> TASK STATEMENT: Restate the records that follow word for word; no pictures should appear.

━━ EXTRACTED MATERIAL

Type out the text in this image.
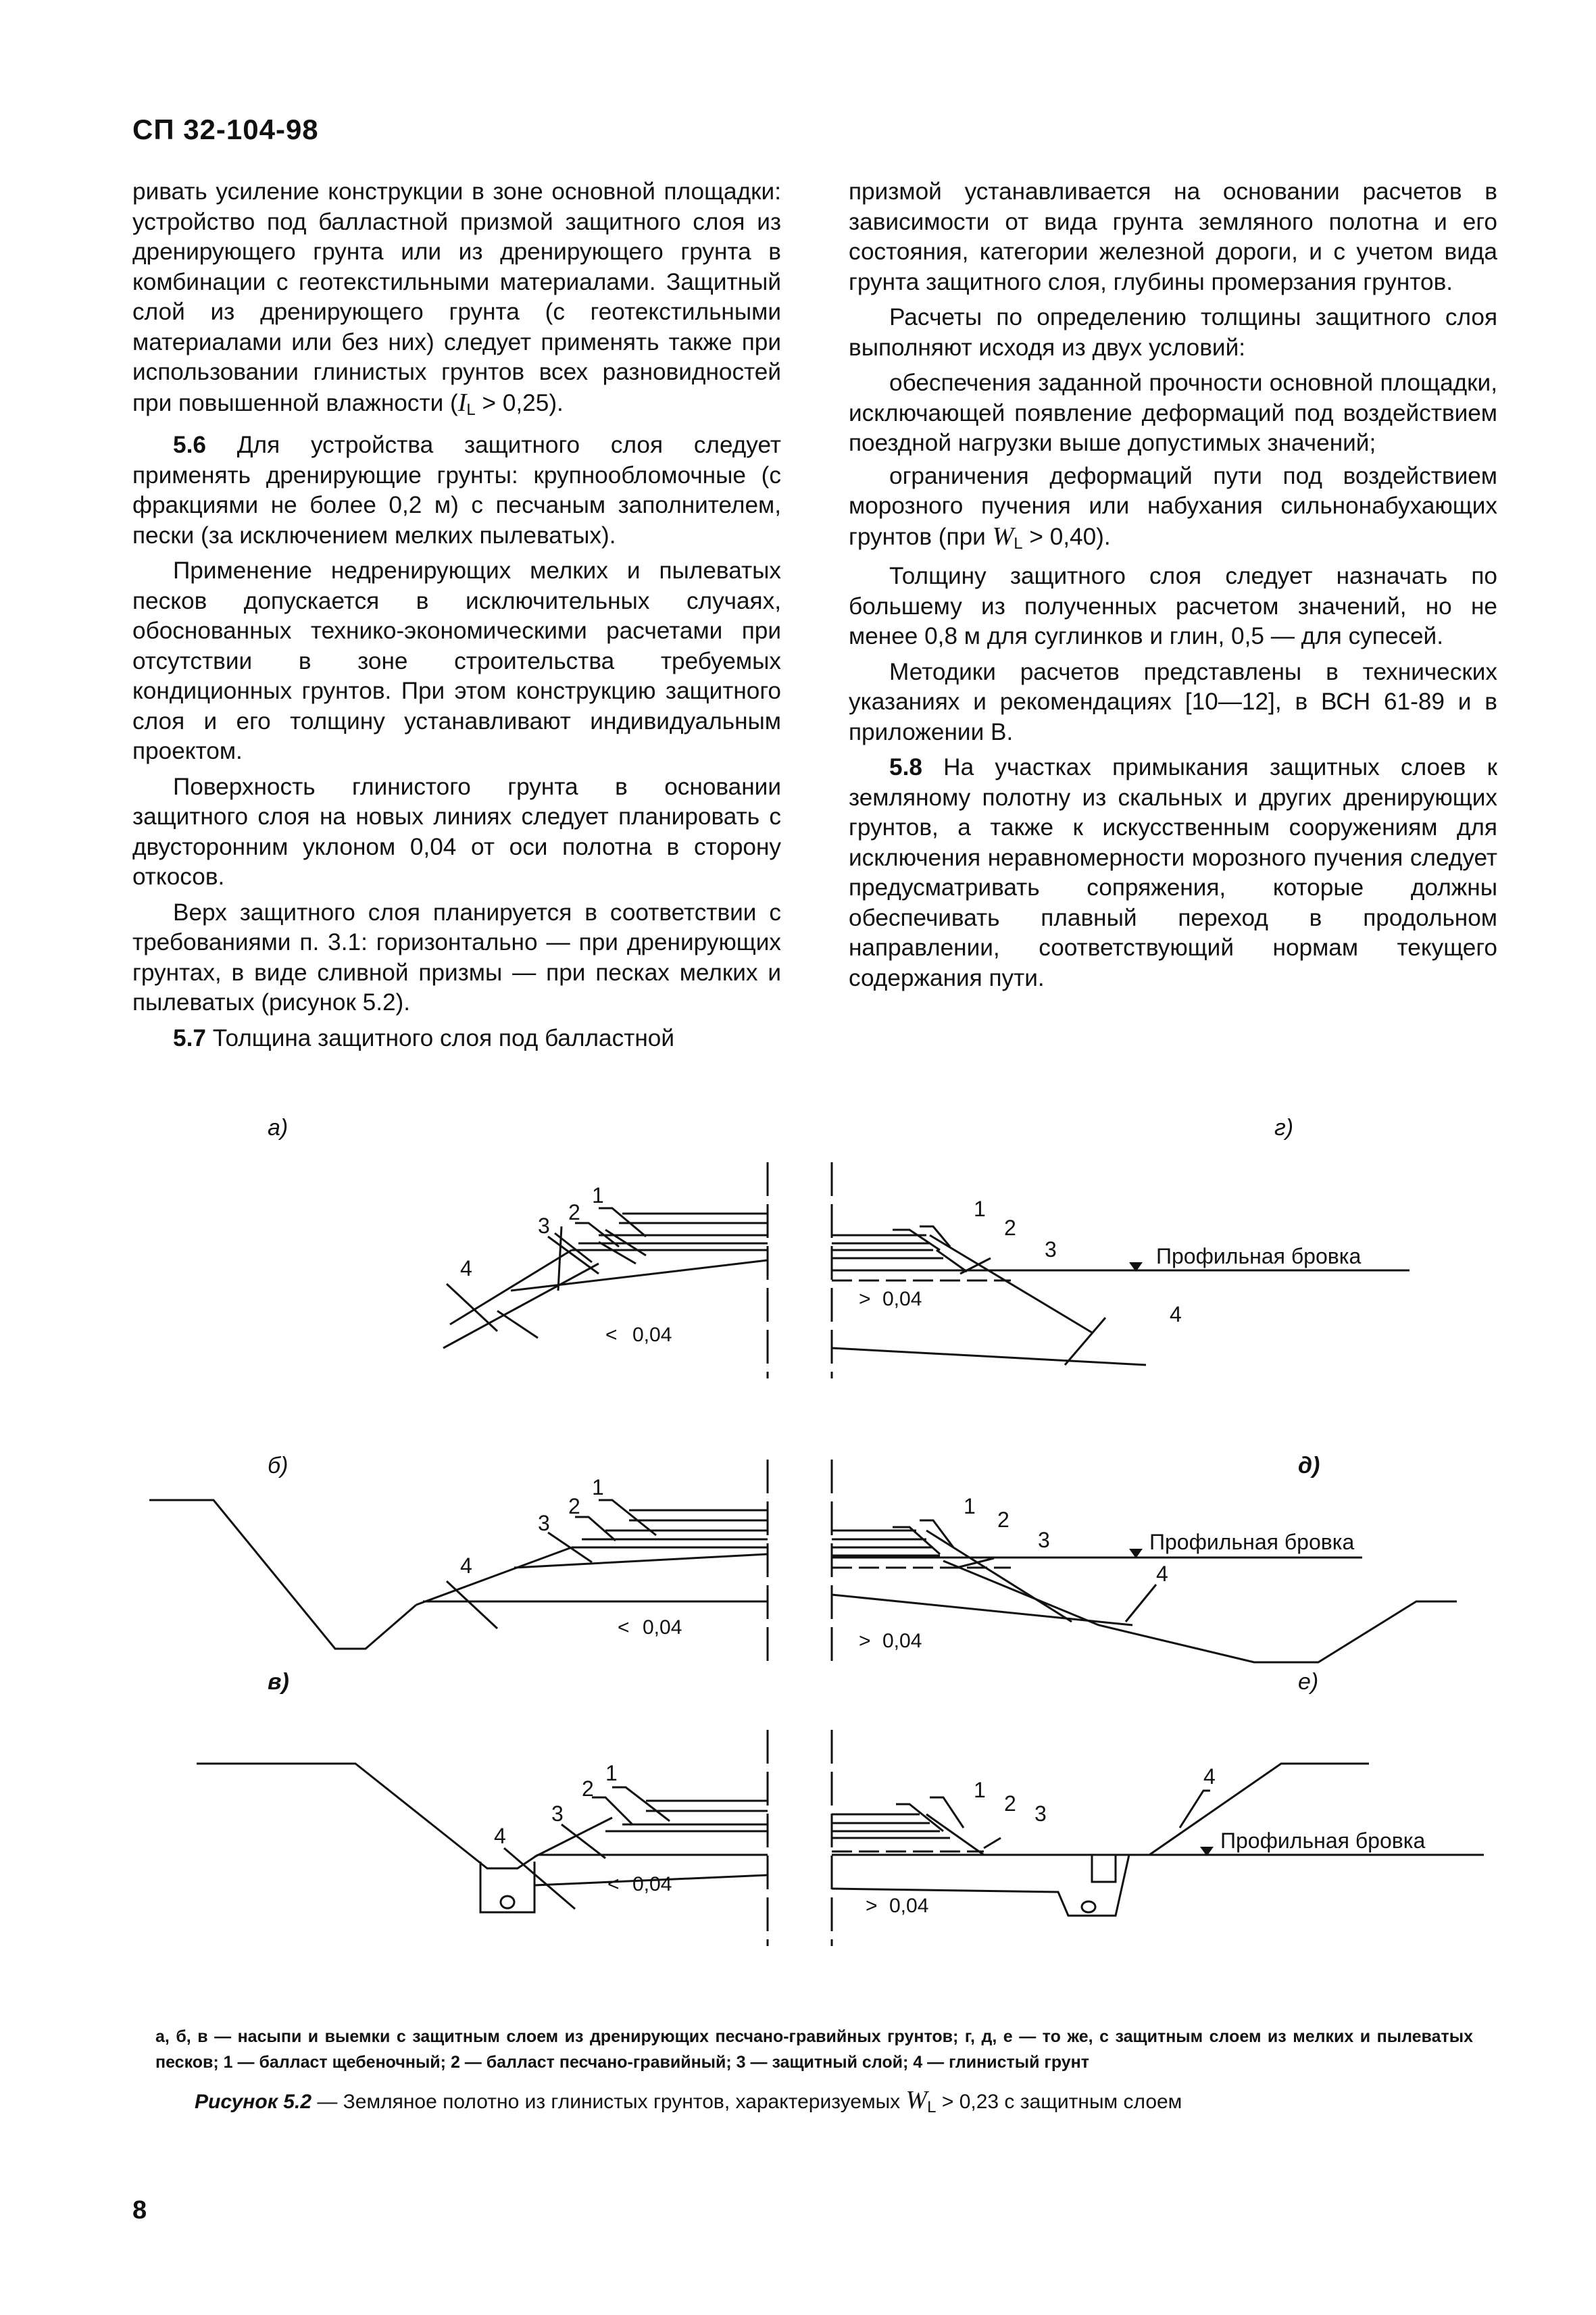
СП 32-104-98

ривать усиление конструкции в зоне основной площадки: устройство под балластной призмой защитного слоя из дренирующего грунта или из дренирующего грунта в комбинации с геотекстильными материалами. Защитный слой из дренирующего грунта (с геотекстильными материалами или без них) следует применять также при использовании глинистых грунтов всех разновидностей при повышенной влажности $(I_L > 0,25)$.

5.6 Для устройства защитного слоя следует применять дренирующие грунты: крупнообломочные (с фракциями не более 0,2 м) с песчаным заполнителем, пески (за исключением мелких пылеватых).

Применение недренирующих мелких и пылеватых песков допускается в исключительных случаях, обоснованных технико-экономическими расчетами при отсутствии в зоне строительства требуемых кондиционных грунтов. При этом конструкцию защитного слоя и его толщину устанавливают индивидуальным проектом.

Поверхность глинистого грунта в основании защитного слоя на новых линиях следует планировать с двусторонним уклоном 0,04 от оси полотна в сторону откосов.

Верх защитного слоя планируется в соответствии с требованиями п. 3.1: горизонтально — при дренирующих грунтах, в виде сливной призмы — при песках мелких и пылеватых (рисунок 5.2).

5.7 Толщина защитного слоя под балластной

призмой устанавливается на основании расчетов в зависимости от вида грунта земляного полотна и его состояния, категории железной дороги, и с учетом вида грунта защитного слоя, глубины промерзания грунтов.

Расчеты по определению толщины защитного слоя выполняют исходя из двух условий:

обеспечения заданной прочности основной площадки, исключающей появление деформаций под воздействием поездной нагрузки выше допустимых значений;

ограничения деформаций пути под воздействием морозного пучения или набухания сильнонабухающих грунтов (при $W_L > 0,40$).

Толщину защитного слоя следует назначать по большему из полученных расчетом значений, но не менее 0,8 м для суглинков и глин, 0,5 — для супесей.

Методики расчетов представлены в технических указаниях и рекомендациях [10—12], в ВСН 61-89 и в приложении В.

5.8 На участках примыкания защитных слоев к земляному полотну из скальных и других дренирующих грунтов, а также к искусственным сооружениям для исключения неравномерности морозного пучения следует предусматривать сопряжения, которые должны обеспечивать плавный переход в продольном направлении, соответствующий нормам текущего содержания пути.

а)	г)
б)	д)
в)	е)
1
2
3
4
0,04
<
1
2
3
4
Профильная бровка
0,04
>
1
2
3
4
0,04
<
1
2
3
4
Профильная бровка
0,04
>
1
2
3
4
0,04
<
1
2 3
4
Профильная бровка
0,04
>
а, б, в — насыпи и выемки с защитным слоем из дренирующих песчано-гравийных грунтов; г, д, е — то же, с защитным слоем из мелких и пылеватых песков; 1 — балласт щебеночный; 2 — балласт песчано-гравийный; 3 — защитный слой; 4 — глинистый грунт
Рисунок 5.2 — Земляное полотно из глинистых грунтов, характеризуемых $W_L > 0,23$ с защитным слоем
8
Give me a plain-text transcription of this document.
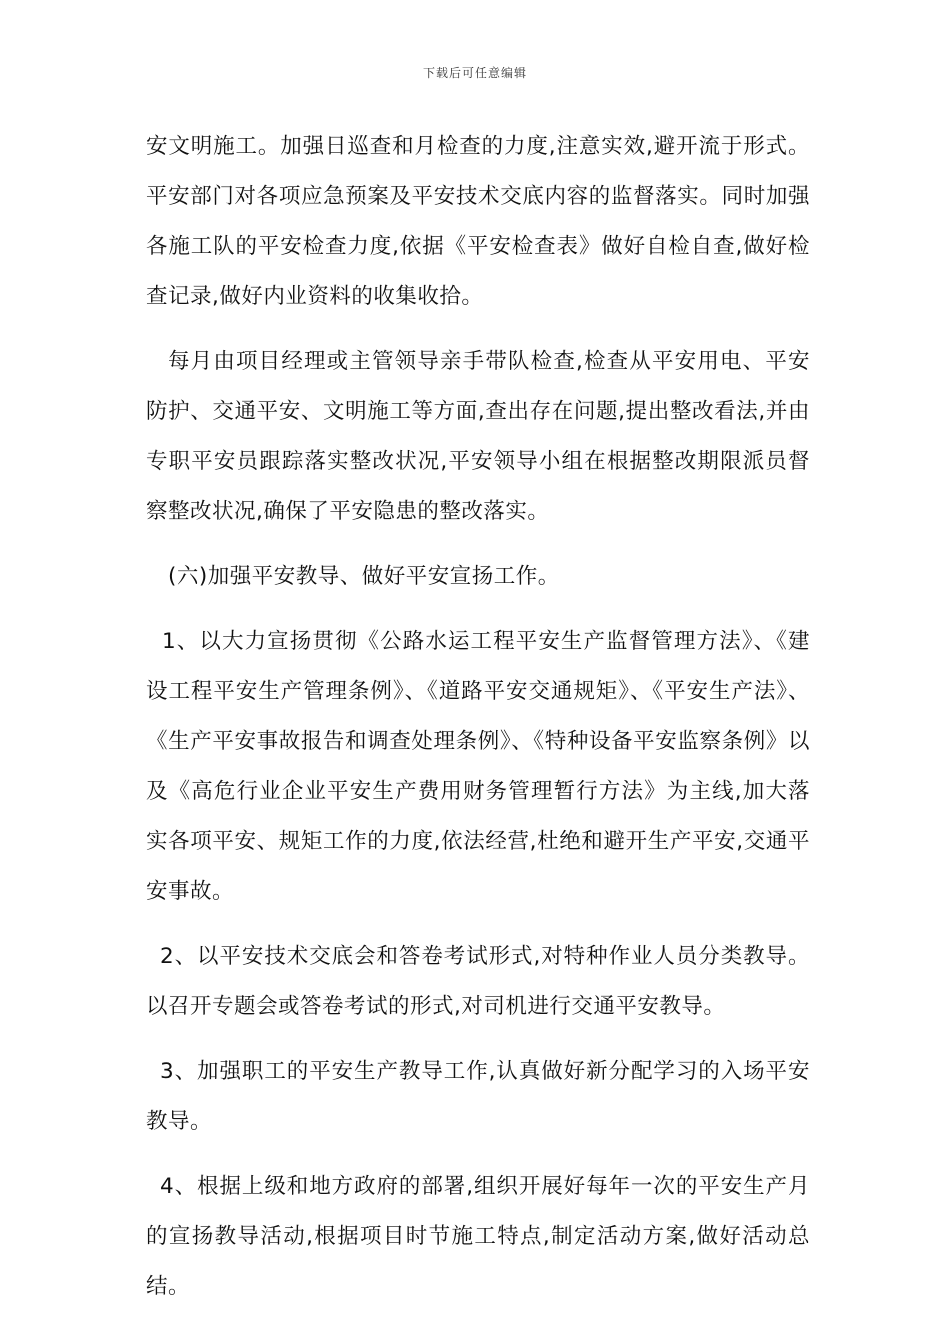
下载后可任意编辑

安文明施工。加强日巡查和月检查的力度,注意实效,避开流于形式。平安部门对各项应急预案及平安技术交底内容的监督落实。同时加强各施工队的平安检查力度,依据《平安检查表》做好自检自查,做好检查记录,做好内业资料的收集收拾。

每月由项目经理或主管领导亲手带队检查,检查从平安用电、平安防护、交通平安、文明施工等方面,查出存在问题,提出整改看法,并由专职平安员跟踪落实整改状况,平安领导小组在根据整改期限派员督察整改状况,确保了平安隐患的整改落实。

(六)加强平安教导、做好平安宣扬工作。

1、以大力宣扬贯彻《公路水运工程平安生产监督管理方法》、《建设工程平安生产管理条例》、《道路平安交通规矩》、《平安生产法》、《生产平安事故报告和调查处理条例》、《特种设备平安监察条例》以及《高危行业企业平安生产费用财务管理暂行方法》为主线,加大落实各项平安、规矩工作的力度,依法经营,杜绝和避开生产平安,交通平安事故。

2、以平安技术交底会和答卷考试形式,对特种作业人员分类教导。以召开专题会或答卷考试的形式,对司机进行交通平安教导。

3、加强职工的平安生产教导工作,认真做好新分配学习的入场平安教导。

4、根据上级和地方政府的部署,组织开展好每年一次的平安生产月的宣扬教导活动,根据项目时节施工特点,制定活动方案,做好活动总结。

━━━━

> FINAL RESULT:
Type out the text in this image.
СП 32-104-98

ривать усиление конструкции в зоне основной площадки: устройство под балластной призмой защитного слоя из дренирующего грунта или из дренирующего грунта в комбинации с геотекстильными материалами. Защитный слой из дренирующего грунта (с геотекстильными материалами или без них) следует применять также при использовании глинистых грунтов всех разновидностей при повышенной влажности $(I_L > 0,25)$.

5.6 Для устройства защитного слоя следует применять дренирующие грунты: крупнообломочные (с фракциями не более 0,2 м) с песчаным заполнителем, пески (за исключением мелких пылеватых).

Применение недренирующих мелких и пылеватых песков допускается в исключительных случаях, обоснованных технико-экономическими расчетами при отсутствии в зоне строительства требуемых кондиционных грунтов. При этом конструкцию защитного слоя и его толщину устанавливают индивидуальным проектом.

Поверхность глинистого грунта в основании защитного слоя на новых линиях следует планировать с двусторонним уклоном 0,04 от оси полотна в сторону откосов.

Верх защитного слоя планируется в соответствии с требованиями п. 3.1: горизонтально — при дренирующих грунтах, в виде сливной призмы — при песках мелких и пылеватых (рисунок 5.2).

5.7 Толщина защитного слоя под балластной

призмой устанавливается на основании расчетов в зависимости от вида грунта земляного полотна и его состояния, категории железной дороги, и с учетом вида грунта защитного слоя, глубины промерзания грунтов.

Расчеты по определению толщины защитного слоя выполняют исходя из двух условий:

обеспечения заданной прочности основной площадки, исключающей появление деформаций под воздействием поездной нагрузки выше допустимых значений;

ограничения деформаций пути под воздействием морозного пучения или набухания сильнонабухающих грунтов (при $W_L > 0,40$).

Толщину защитного слоя следует назначать по большему из полученных расчетом значений, но не менее 0,8 м для суглинков и глин, 0,5 — для супесей.

Методики расчетов представлены в технических указаниях и рекомендациях [10—12], в ВСН 61-89 и в приложении В.

5.8 На участках примыкания защитных слоев к земляному полотну из скальных и других дренирующих грунтов, а также к искусственным сооружениям для исключения неравномерности морозного пучения следует предусматривать сопряжения, которые должны обеспечивать плавный переход в продольном направлении, соответствующий нормам текущего содержания пути.

а)	г)
б)	д)
в)	е)
1
2
3
4
0,04
<
1
2
3
4
Профильная бровка
0,04
>
1
2
3
4
0,04
<
1
2
3
4
Профильная бровка
0,04
>
1
2
3
4
0,04
<
1
2 3
4
Профильная бровка
0,04
>
а, б, в — насыпи и выемки с защитным слоем из дренирующих песчано-гравийных грунтов; г, д, е — то же, с защитным слоем из мелких и пылеватых песков; 1 — балласт щебеночный; 2 — балласт песчано-гравийный; 3 — защитный слой; 4 — глинистый грунт
Рисунок 5.2 — Земляное полотно из глинистых грунтов, характеризуемых $W_L > 0,23$ с защитным слоем
8
Give me a plain-text transcription of this document.
下载后可任意编辑

安文明施工。加强日巡查和月检查的力度,注意实效,避开流于形式。平安部门对各项应急预案及平安技术交底内容的监督落实。同时加强各施工队的平安检查力度,依据《平安检查表》做好自检自查,做好检查记录,做好内业资料的收集收拾。

每月由项目经理或主管领导亲手带队检查,检查从平安用电、平安防护、交通平安、文明施工等方面,查出存在问题,提出整改看法,并由专职平安员跟踪落实整改状况,平安领导小组在根据整改期限派员督察整改状况,确保了平安隐患的整改落实。

(六)加强平安教导、做好平安宣扬工作。

1、以大力宣扬贯彻《公路水运工程平安生产监督管理方法》、《建设工程平安生产管理条例》、《道路平安交通规矩》、《平安生产法》、《生产平安事故报告和调查处理条例》、《特种设备平安监察条例》以及《高危行业企业平安生产费用财务管理暂行方法》为主线,加大落实各项平安、规矩工作的力度,依法经营,杜绝和避开生产平安,交通平安事故。

2、以平安技术交底会和答卷考试形式,对特种作业人员分类教导。以召开专题会或答卷考试的形式,对司机进行交通平安教导。

3、加强职工的平安生产教导工作,认真做好新分配学习的入场平安教导。

4、根据上级和地方政府的部署,组织开展好每年一次的平安生产月的宣扬教导活动,根据项目时节施工特点,制定活动方案,做好活动总结。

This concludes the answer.